> Data in this exercise

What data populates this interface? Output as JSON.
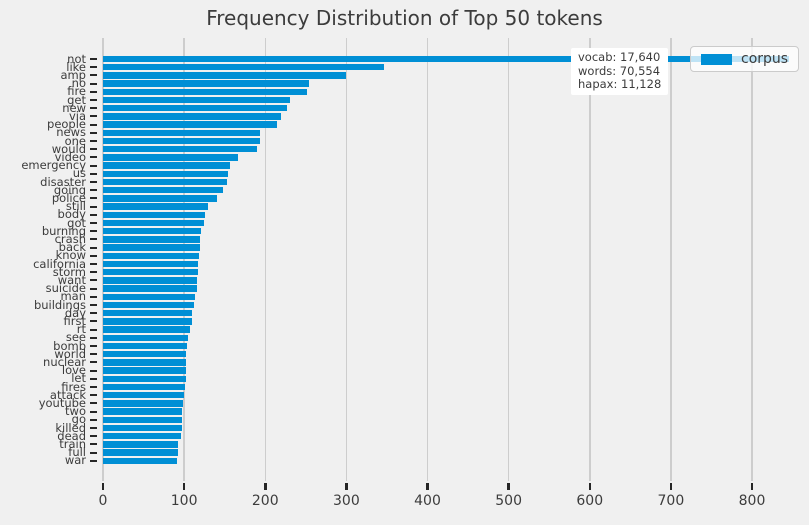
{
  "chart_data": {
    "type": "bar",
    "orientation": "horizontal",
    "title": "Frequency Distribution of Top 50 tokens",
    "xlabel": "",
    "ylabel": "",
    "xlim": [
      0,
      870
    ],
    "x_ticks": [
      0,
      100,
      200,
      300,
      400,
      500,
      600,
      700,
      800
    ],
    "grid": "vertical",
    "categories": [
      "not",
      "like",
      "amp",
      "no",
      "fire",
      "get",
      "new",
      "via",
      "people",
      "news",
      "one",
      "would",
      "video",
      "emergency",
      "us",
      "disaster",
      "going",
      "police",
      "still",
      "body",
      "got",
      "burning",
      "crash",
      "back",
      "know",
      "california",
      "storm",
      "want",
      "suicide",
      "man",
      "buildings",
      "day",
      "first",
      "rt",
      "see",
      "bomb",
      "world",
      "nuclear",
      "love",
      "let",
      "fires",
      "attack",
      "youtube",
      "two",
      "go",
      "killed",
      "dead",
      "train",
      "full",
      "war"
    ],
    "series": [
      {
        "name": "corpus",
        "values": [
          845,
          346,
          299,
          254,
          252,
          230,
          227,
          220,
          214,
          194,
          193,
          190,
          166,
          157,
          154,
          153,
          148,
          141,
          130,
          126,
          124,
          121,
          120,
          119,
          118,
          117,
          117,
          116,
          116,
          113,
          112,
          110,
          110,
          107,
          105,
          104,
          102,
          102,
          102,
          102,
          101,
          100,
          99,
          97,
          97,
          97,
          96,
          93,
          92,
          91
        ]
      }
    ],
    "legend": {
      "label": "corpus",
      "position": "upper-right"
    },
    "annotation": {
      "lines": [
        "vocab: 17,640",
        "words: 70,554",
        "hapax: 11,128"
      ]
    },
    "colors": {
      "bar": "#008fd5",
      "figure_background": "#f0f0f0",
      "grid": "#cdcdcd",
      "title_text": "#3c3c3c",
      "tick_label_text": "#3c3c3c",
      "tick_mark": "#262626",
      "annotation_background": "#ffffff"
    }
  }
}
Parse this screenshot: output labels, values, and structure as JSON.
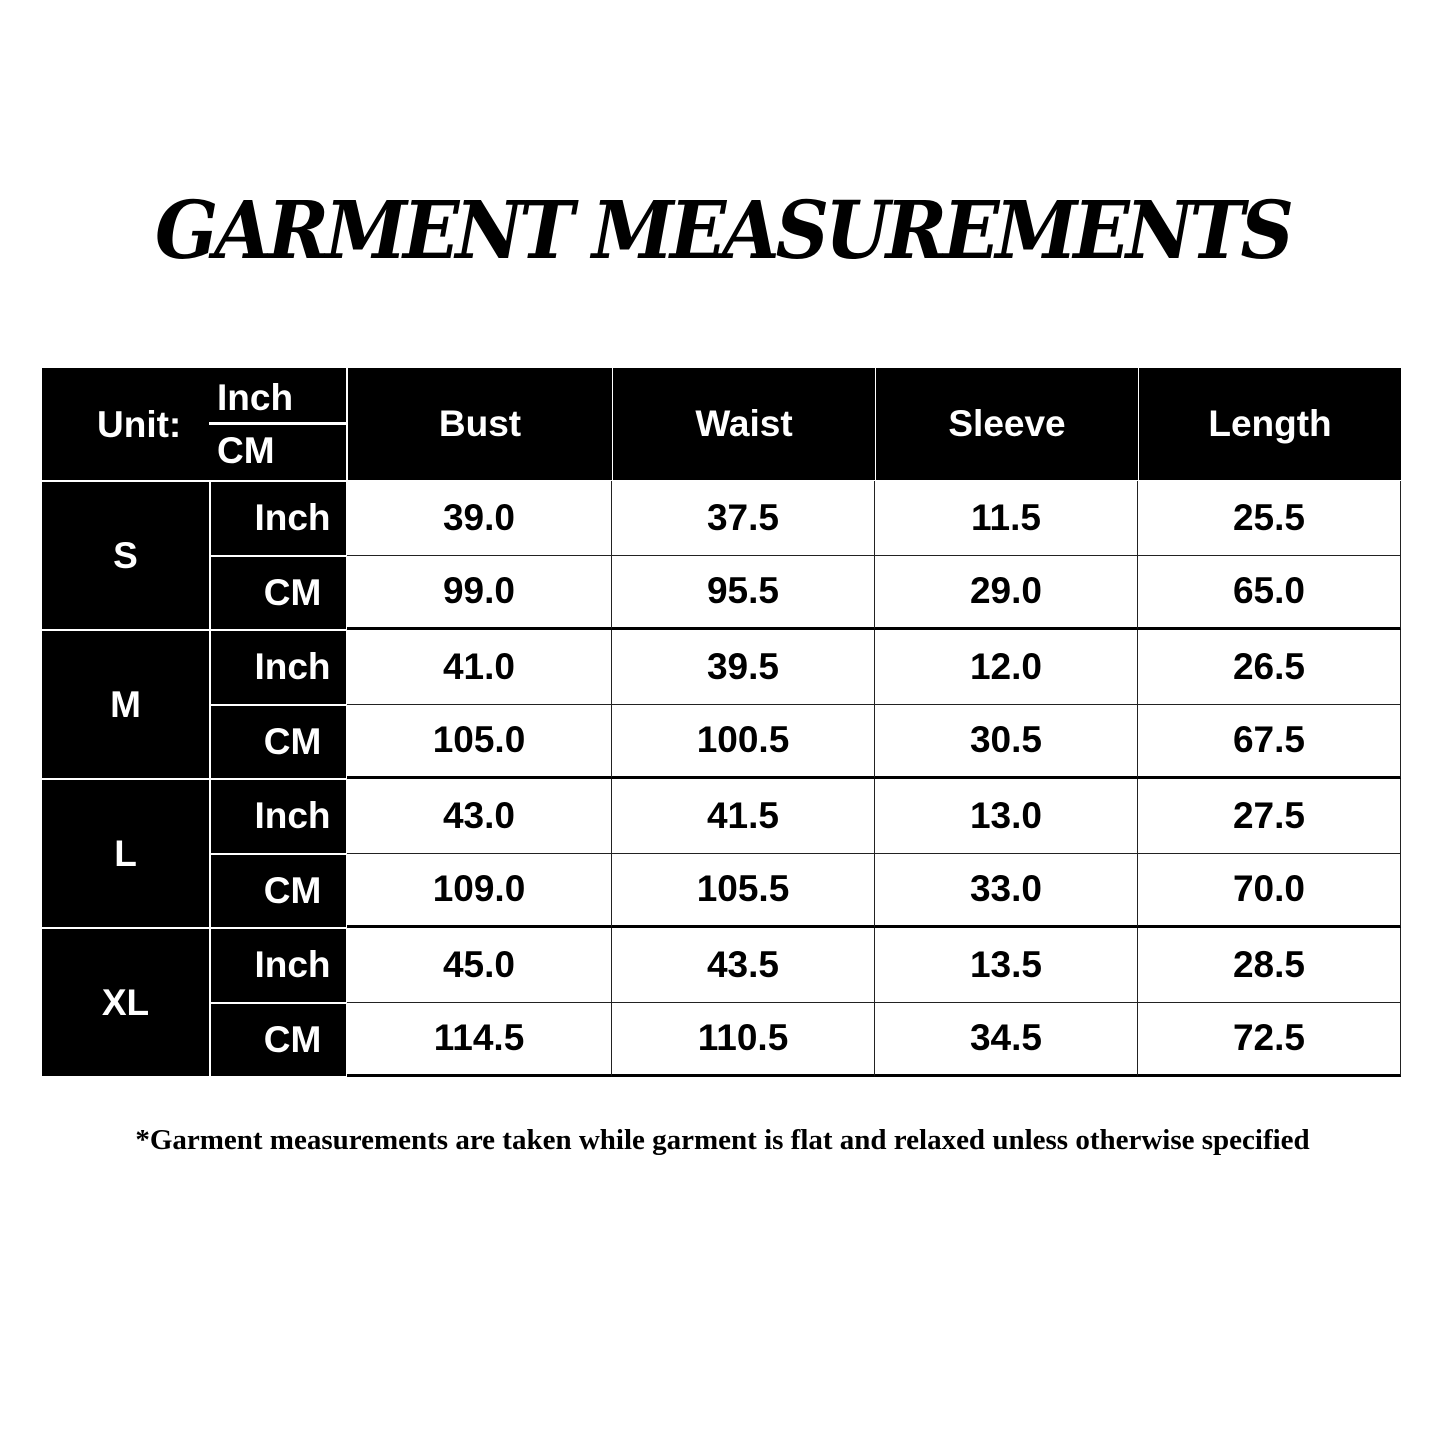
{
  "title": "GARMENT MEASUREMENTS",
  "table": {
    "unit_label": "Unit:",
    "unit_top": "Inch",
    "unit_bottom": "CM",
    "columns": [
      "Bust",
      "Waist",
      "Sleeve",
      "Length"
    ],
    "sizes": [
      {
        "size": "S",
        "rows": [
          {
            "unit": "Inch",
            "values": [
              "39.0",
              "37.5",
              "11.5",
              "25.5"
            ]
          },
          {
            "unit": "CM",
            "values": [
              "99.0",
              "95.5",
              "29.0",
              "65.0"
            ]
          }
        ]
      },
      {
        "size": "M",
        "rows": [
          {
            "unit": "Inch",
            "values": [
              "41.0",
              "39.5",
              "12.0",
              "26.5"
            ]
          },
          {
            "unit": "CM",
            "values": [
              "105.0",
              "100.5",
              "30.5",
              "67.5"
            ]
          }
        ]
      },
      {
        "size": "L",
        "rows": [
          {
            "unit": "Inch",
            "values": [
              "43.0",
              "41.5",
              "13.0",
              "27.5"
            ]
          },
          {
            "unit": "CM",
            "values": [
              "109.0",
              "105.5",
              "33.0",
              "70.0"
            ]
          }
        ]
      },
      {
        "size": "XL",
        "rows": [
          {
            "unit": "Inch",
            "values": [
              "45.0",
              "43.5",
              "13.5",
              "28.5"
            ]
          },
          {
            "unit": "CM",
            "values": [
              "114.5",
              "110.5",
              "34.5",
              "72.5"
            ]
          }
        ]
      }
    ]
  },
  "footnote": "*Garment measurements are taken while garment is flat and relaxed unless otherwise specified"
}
* * *
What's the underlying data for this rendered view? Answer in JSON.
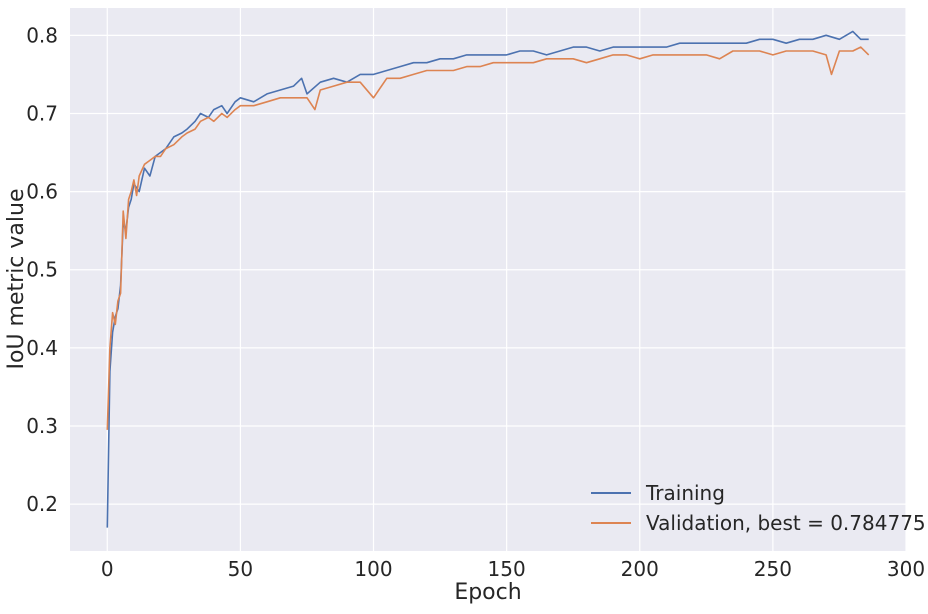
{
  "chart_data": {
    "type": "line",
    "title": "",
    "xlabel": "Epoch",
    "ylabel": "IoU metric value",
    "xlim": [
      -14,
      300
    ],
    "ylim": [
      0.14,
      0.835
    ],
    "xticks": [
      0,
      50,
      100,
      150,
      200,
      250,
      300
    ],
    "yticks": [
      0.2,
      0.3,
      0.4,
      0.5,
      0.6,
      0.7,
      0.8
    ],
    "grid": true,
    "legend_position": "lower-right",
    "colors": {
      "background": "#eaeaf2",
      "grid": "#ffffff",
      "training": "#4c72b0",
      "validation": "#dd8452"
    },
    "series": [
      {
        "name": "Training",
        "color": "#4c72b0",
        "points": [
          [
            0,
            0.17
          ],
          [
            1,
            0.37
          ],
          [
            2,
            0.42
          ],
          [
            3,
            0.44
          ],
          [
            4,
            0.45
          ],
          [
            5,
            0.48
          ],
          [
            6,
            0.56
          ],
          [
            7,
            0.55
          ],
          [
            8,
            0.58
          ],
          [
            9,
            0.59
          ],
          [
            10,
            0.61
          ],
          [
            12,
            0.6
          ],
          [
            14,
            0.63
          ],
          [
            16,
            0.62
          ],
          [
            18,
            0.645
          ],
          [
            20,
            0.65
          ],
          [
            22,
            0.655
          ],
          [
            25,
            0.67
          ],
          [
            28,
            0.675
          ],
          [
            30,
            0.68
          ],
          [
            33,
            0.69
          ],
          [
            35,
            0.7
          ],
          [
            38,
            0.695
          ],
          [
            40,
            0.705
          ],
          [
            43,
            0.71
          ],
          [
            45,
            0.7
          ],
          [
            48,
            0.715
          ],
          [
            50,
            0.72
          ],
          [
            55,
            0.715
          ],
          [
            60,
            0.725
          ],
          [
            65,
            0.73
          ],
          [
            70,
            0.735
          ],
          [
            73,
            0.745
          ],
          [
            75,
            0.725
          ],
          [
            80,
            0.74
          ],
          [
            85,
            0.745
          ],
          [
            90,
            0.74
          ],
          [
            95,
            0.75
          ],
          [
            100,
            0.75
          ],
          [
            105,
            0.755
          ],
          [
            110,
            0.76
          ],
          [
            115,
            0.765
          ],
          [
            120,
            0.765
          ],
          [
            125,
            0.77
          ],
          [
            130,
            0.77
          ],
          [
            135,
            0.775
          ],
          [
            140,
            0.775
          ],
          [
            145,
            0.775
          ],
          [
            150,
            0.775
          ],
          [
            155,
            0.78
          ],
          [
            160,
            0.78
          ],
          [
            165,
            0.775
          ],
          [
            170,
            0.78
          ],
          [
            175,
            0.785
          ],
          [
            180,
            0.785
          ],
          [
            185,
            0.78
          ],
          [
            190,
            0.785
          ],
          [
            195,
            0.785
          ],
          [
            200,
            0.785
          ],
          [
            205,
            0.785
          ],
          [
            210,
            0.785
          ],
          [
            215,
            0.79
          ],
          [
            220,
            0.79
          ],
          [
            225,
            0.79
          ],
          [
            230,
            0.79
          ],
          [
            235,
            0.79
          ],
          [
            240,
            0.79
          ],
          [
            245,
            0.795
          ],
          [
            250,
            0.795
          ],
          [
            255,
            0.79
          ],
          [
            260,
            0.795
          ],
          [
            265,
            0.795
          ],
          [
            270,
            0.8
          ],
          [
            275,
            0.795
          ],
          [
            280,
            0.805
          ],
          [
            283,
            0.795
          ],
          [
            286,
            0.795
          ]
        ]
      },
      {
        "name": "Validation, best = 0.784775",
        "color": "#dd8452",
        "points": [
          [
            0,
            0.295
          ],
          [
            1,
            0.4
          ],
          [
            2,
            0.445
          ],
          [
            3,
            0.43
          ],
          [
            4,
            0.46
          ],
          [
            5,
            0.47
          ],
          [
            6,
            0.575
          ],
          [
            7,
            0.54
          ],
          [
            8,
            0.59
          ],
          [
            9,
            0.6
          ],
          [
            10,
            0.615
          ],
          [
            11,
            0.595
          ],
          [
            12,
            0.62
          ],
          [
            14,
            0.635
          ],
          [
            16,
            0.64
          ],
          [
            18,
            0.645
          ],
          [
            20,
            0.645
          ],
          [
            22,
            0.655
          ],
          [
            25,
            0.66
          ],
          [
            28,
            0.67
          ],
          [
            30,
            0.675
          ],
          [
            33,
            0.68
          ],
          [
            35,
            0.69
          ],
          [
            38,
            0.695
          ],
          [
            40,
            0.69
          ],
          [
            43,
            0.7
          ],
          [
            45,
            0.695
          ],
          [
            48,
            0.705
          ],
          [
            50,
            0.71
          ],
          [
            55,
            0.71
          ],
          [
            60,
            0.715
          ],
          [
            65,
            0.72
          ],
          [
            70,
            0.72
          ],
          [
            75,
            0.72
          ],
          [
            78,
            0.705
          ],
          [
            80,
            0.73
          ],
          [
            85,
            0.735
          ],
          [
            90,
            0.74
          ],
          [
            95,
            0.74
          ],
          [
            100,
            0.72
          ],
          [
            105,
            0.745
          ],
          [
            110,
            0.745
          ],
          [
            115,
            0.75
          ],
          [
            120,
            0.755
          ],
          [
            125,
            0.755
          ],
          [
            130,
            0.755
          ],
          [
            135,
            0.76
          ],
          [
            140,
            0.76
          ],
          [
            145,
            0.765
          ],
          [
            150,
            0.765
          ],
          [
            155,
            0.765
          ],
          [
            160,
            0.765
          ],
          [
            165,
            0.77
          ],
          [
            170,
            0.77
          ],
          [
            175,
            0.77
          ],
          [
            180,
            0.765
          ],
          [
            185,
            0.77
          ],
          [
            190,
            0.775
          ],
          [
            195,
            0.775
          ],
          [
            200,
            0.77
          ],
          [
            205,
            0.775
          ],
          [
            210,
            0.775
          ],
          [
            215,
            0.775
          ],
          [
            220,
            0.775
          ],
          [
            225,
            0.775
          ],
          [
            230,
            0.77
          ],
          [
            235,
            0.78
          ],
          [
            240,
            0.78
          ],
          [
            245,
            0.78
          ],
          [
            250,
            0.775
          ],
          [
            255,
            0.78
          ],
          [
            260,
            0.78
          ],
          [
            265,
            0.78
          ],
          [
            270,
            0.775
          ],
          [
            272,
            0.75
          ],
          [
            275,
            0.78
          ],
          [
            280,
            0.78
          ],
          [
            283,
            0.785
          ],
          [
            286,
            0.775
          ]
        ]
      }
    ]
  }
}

> Exercise goal
Within the material above, find the lines that contain the word "grid"; copy them.

> Solution for this problem
    "grid": "vertical",
      "grid": "#cdcdcd",
    "grid": true,
      "grid": "#ffffff",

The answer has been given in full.